_Provided records_
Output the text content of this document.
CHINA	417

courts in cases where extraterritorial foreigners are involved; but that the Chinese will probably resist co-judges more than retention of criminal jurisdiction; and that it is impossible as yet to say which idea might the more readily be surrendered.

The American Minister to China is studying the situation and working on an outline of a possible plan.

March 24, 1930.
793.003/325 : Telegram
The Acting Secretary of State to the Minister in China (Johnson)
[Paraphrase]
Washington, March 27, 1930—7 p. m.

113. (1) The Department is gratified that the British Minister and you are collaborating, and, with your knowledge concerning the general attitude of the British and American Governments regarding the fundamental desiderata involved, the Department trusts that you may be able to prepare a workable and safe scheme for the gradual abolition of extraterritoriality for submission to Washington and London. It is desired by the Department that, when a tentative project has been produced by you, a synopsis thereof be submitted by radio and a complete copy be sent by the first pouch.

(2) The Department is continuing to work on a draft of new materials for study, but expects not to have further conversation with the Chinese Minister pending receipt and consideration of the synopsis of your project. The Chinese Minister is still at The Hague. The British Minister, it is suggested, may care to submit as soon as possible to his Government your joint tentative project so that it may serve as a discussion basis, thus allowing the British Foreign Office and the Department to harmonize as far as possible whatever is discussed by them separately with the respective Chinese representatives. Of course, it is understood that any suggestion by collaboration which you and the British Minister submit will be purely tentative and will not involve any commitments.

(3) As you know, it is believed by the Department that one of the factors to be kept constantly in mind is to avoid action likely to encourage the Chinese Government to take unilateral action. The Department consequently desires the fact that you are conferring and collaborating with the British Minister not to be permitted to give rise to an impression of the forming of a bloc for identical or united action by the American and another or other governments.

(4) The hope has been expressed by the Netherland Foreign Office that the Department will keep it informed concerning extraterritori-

_Work required_
Every line containing the string "March" must be listed.

_Solution to the exercise_
March 24, 1930.
Washington, March 27, 1930—7 p. m.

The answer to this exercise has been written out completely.